_Input for this task:_
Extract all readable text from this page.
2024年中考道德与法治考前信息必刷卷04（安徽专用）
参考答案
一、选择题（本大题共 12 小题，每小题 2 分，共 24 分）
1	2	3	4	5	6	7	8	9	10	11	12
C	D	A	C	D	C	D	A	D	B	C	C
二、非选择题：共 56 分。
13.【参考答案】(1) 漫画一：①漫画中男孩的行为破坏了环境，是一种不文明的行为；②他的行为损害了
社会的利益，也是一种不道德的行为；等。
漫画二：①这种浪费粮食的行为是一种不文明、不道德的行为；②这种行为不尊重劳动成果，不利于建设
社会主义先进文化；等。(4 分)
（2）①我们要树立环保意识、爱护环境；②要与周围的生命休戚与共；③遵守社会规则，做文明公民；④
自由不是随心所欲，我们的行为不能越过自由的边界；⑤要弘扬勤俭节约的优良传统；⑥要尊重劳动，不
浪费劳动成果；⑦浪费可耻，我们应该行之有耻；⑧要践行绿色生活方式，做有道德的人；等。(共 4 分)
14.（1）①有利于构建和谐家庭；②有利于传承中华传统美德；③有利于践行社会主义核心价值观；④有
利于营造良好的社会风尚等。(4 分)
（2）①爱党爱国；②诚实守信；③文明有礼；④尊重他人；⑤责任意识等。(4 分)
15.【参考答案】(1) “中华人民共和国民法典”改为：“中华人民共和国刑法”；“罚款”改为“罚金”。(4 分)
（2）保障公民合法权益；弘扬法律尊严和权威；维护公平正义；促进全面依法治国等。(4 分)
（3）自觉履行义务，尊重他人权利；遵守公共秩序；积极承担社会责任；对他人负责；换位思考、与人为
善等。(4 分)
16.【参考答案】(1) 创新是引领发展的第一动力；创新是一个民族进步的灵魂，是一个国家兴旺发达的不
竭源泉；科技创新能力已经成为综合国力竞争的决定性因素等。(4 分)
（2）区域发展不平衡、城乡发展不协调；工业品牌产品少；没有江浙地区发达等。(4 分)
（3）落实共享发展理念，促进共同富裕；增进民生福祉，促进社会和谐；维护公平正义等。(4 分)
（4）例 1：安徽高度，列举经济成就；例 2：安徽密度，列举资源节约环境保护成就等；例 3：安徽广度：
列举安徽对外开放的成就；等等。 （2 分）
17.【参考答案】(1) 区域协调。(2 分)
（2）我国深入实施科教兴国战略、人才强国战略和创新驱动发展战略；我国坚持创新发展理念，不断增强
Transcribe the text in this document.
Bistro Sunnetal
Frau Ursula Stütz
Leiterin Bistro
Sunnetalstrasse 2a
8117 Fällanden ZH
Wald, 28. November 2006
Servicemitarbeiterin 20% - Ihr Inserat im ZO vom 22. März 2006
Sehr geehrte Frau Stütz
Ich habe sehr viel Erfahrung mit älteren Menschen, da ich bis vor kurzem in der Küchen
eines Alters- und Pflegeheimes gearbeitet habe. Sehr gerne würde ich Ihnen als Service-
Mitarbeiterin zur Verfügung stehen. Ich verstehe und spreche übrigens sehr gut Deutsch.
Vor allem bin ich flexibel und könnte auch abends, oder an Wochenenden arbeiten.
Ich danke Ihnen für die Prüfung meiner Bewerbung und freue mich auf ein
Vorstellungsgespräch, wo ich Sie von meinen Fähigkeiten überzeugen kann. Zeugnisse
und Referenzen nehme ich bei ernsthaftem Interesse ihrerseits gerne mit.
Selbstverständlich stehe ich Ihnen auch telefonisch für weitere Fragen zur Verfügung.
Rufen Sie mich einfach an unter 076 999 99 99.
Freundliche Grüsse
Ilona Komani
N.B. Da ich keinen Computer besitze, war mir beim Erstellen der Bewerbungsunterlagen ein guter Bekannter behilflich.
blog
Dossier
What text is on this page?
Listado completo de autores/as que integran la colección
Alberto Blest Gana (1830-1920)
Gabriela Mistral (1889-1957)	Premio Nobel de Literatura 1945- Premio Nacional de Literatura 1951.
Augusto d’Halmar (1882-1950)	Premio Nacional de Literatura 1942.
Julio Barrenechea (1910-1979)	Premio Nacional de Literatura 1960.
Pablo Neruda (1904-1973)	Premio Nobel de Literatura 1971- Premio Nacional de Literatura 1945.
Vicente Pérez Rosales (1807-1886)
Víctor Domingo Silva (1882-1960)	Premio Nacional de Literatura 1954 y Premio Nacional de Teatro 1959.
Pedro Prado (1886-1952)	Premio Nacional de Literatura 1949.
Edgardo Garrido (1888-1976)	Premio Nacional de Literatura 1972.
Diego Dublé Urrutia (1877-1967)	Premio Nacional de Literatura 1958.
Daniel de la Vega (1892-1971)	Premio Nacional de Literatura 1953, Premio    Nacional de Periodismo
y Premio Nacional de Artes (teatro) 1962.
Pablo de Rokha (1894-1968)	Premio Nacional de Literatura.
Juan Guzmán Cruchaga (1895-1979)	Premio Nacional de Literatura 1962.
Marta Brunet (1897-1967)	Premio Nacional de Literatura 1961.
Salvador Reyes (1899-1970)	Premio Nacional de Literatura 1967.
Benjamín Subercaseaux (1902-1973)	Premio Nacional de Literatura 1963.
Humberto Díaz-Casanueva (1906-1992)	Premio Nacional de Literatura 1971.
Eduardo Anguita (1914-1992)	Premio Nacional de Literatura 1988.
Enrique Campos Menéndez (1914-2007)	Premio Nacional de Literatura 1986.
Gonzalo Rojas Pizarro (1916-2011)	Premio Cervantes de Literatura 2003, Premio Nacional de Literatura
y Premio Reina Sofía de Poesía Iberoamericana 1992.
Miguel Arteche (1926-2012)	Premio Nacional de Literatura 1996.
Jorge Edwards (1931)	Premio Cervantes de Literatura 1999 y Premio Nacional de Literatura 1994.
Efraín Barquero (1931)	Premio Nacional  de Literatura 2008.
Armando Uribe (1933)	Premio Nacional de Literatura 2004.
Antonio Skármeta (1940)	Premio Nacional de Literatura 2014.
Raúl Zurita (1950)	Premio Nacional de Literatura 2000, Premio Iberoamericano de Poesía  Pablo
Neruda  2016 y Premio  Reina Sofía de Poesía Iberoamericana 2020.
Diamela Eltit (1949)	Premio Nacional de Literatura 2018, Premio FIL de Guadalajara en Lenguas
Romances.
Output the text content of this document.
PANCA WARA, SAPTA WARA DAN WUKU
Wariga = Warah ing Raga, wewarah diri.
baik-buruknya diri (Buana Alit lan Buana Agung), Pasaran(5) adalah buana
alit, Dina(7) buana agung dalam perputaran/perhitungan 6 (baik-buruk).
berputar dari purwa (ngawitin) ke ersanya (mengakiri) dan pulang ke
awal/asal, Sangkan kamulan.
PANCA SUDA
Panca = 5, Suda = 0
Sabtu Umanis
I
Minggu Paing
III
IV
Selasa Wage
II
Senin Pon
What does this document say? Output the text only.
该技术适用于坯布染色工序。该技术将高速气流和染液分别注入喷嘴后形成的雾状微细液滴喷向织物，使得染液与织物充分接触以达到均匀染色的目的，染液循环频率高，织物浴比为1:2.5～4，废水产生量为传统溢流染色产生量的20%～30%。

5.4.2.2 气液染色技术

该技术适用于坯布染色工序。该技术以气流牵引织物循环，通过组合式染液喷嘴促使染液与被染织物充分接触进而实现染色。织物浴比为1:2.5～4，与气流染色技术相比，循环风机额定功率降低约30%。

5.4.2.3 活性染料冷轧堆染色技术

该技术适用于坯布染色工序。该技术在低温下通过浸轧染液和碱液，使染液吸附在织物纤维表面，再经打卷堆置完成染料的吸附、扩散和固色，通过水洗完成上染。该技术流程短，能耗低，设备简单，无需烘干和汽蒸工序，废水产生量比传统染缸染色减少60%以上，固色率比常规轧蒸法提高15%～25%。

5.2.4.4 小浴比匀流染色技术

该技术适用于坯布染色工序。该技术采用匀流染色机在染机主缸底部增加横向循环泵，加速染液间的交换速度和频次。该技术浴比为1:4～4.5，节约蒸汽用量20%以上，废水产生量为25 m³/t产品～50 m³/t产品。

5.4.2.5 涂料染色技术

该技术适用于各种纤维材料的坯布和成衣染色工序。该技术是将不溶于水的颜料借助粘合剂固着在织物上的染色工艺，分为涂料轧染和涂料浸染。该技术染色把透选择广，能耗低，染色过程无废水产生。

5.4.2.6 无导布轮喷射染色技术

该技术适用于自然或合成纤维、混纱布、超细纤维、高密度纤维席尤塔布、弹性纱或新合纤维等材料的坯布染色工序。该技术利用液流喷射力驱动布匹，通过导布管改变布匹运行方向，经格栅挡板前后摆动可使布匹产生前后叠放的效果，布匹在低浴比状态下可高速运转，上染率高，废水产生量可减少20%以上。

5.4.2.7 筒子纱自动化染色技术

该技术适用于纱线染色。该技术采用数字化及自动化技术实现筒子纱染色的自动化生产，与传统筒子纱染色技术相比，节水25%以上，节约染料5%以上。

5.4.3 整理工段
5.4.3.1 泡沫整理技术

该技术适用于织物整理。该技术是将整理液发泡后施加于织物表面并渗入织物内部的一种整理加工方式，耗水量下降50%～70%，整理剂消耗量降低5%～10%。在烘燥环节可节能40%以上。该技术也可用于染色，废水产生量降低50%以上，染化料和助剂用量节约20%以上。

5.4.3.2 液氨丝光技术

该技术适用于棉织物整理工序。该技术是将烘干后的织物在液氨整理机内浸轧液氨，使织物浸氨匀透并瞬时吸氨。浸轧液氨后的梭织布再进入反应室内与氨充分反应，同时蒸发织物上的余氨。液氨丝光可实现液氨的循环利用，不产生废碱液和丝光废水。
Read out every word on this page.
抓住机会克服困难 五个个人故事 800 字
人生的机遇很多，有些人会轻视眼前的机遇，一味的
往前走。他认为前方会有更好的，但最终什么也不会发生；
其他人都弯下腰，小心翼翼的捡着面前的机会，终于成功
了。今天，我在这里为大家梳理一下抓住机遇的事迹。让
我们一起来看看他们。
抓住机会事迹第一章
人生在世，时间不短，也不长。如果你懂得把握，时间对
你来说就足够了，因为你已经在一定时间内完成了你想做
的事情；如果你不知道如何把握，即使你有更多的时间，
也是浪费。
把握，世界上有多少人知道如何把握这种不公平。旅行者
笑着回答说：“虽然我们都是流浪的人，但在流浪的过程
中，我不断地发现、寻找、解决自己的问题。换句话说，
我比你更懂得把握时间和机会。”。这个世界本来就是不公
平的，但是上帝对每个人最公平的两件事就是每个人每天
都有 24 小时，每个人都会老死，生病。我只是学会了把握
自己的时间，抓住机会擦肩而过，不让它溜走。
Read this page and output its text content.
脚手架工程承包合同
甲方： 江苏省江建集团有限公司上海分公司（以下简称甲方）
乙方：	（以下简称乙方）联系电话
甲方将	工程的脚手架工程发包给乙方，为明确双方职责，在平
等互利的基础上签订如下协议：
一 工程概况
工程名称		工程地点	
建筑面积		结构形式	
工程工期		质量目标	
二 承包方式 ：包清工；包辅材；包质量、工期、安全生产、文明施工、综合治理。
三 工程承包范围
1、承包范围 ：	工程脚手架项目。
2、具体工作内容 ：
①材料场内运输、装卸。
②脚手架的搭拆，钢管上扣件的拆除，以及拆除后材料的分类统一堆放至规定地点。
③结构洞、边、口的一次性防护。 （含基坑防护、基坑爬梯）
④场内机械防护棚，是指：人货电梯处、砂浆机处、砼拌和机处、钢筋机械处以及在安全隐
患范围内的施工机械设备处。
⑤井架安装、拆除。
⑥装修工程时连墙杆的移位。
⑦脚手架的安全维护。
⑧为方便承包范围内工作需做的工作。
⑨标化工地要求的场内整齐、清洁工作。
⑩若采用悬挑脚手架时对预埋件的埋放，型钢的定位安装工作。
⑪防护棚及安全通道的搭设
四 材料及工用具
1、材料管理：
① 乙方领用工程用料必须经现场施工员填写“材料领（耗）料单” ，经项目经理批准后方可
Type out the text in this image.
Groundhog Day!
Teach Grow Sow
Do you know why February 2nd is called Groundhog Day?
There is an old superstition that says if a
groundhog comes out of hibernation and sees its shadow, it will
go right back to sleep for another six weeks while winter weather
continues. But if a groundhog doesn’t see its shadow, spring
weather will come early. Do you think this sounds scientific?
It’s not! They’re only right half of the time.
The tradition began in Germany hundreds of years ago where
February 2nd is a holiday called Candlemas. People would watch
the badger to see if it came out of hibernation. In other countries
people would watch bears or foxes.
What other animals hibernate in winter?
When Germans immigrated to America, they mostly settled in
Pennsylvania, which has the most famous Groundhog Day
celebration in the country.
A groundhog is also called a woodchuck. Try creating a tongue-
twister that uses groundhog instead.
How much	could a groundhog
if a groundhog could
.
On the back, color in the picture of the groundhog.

_Aim of the exercise:_ From the listing above, copy all lines holding the word "Cervantes".

_Answer in full:_
Gonzalo Rojas Pizarro (1916-2011)	Premio Cervantes de Literatura 2003, Premio Nacional de Literatura
Jorge Edwards (1931)	Premio Cervantes de Literatura 1999 y Premio Nacional de Literatura 1994.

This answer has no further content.